**What this task involves**
Restate the data below word for word. Skip any images it contains.
-.-.-
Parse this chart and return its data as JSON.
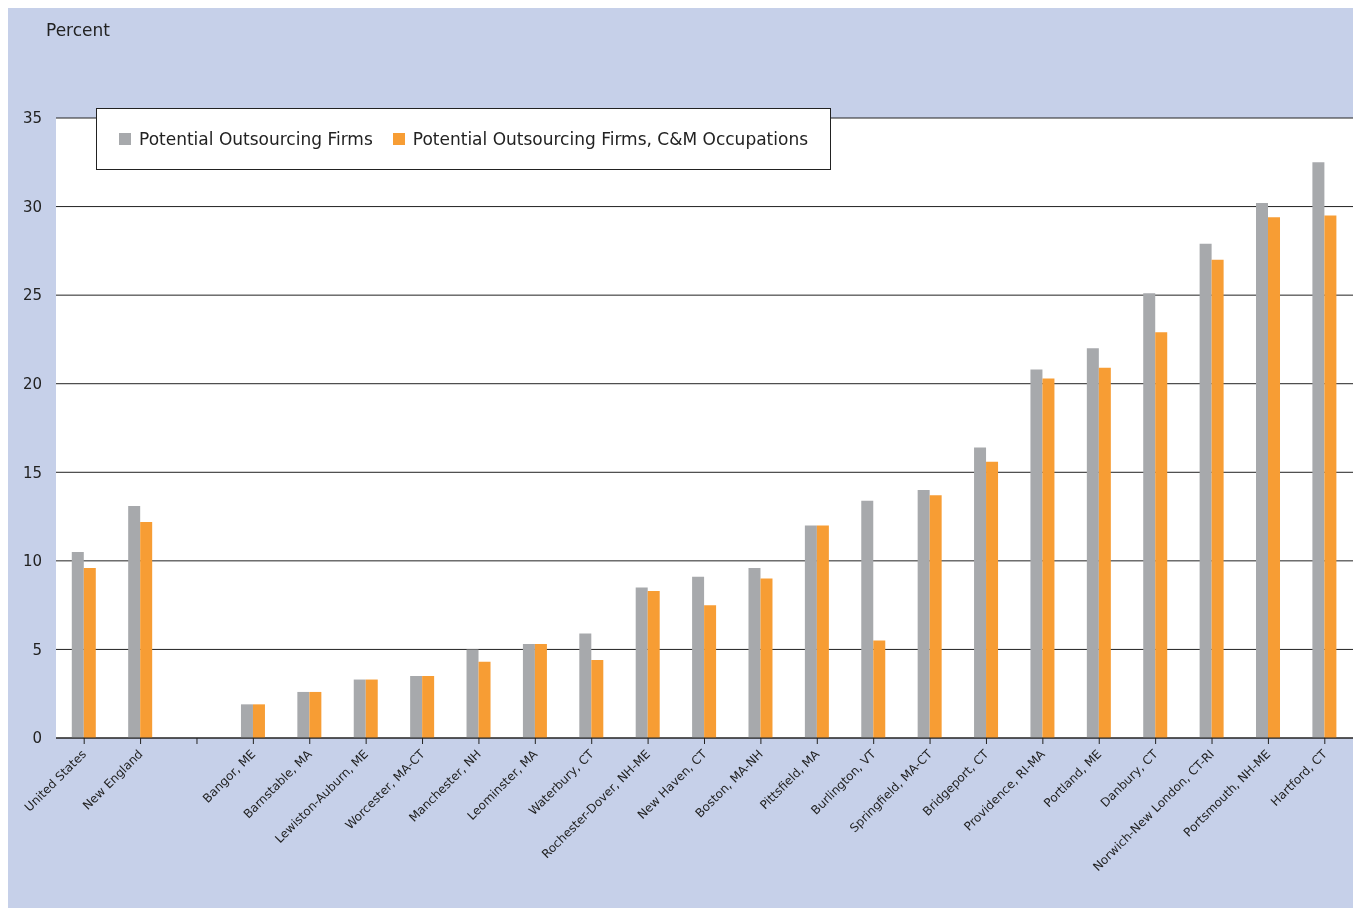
{
  "chart_data": {
    "type": "bar",
    "ylabel": "Percent",
    "categories": [
      "United States",
      "New England",
      null,
      "Bangor, ME",
      "Barnstable, MA",
      "Lewiston-Auburn, ME",
      "Worcester, MA-CT",
      "Manchester, NH",
      "Leominster, MA",
      "Waterbury, CT",
      "Rochester-Dover, NH-ME",
      "New Haven, CT",
      "Boston, MA-NH",
      "Pittsfield, MA",
      "Burlington, VT",
      "Springfield, MA-CT",
      "Bridgeport, CT",
      "Providence, RI-MA",
      "Portland, ME",
      "Danbury, CT",
      "Norwich-New London, CT-RI",
      "Portsmouth, NH-ME",
      "Hartford, CT"
    ],
    "series": [
      {
        "name": "Potential Outsourcing Firms",
        "color": "#a7a9ac",
        "values": [
          10.5,
          13.1,
          null,
          1.9,
          2.6,
          3.3,
          3.5,
          5.0,
          5.3,
          5.9,
          8.5,
          9.1,
          9.6,
          12.0,
          13.4,
          14.0,
          16.4,
          20.8,
          22.0,
          25.1,
          27.9,
          30.2,
          32.5
        ]
      },
      {
        "name": "Potential Outsourcing Firms, C&M Occupations",
        "color": "#f79d34",
        "values": [
          9.6,
          12.2,
          null,
          1.9,
          2.6,
          3.3,
          3.5,
          4.3,
          5.3,
          4.4,
          8.3,
          7.5,
          9.0,
          12.0,
          5.5,
          13.7,
          15.6,
          20.3,
          20.9,
          22.9,
          27.0,
          29.4,
          29.5
        ]
      }
    ],
    "ylim": [
      0,
      35
    ],
    "yticks": [
      0,
      5,
      10,
      15,
      20,
      25,
      30,
      35
    ],
    "grid": "y",
    "legend": "top left"
  }
}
-.-.-
**Exercise solution**
Parse this chart and return its data as JSON.
{
  "chart_data": {
    "type": "bar",
    "ylabel": "Percent",
    "categories": [
      "United States",
      "New England",
      null,
      "Bangor, ME",
      "Barnstable, MA",
      "Lewiston-Auburn, ME",
      "Worcester, MA-CT",
      "Manchester, NH",
      "Leominster, MA",
      "Waterbury, CT",
      "Rochester-Dover, NH-ME",
      "New Haven, CT",
      "Boston, MA-NH",
      "Pittsfield, MA",
      "Burlington, VT",
      "Springfield, MA-CT",
      "Bridgeport, CT",
      "Providence, RI-MA",
      "Portland, ME",
      "Danbury, CT",
      "Norwich-New London, CT-RI",
      "Portsmouth, NH-ME",
      "Hartford, CT"
    ],
    "series": [
      {
        "name": "Potential Outsourcing Firms",
        "color": "#a7a9ac",
        "values": [
          10.5,
          13.1,
          null,
          1.9,
          2.6,
          3.3,
          3.5,
          5.0,
          5.3,
          5.9,
          8.5,
          9.1,
          9.6,
          12.0,
          13.4,
          14.0,
          16.4,
          20.8,
          22.0,
          25.1,
          27.9,
          30.2,
          32.5
        ]
      },
      {
        "name": "Potential Outsourcing Firms, C&M Occupations",
        "color": "#f79d34",
        "values": [
          9.6,
          12.2,
          null,
          1.9,
          2.6,
          3.3,
          3.5,
          4.3,
          5.3,
          4.4,
          8.3,
          7.5,
          9.0,
          12.0,
          5.5,
          13.7,
          15.6,
          20.3,
          20.9,
          22.9,
          27.0,
          29.4,
          29.5
        ]
      }
    ],
    "ylim": [
      0,
      35
    ],
    "yticks": [
      0,
      5,
      10,
      15,
      20,
      25,
      30,
      35
    ],
    "grid": "y",
    "legend": "top left"
  }
}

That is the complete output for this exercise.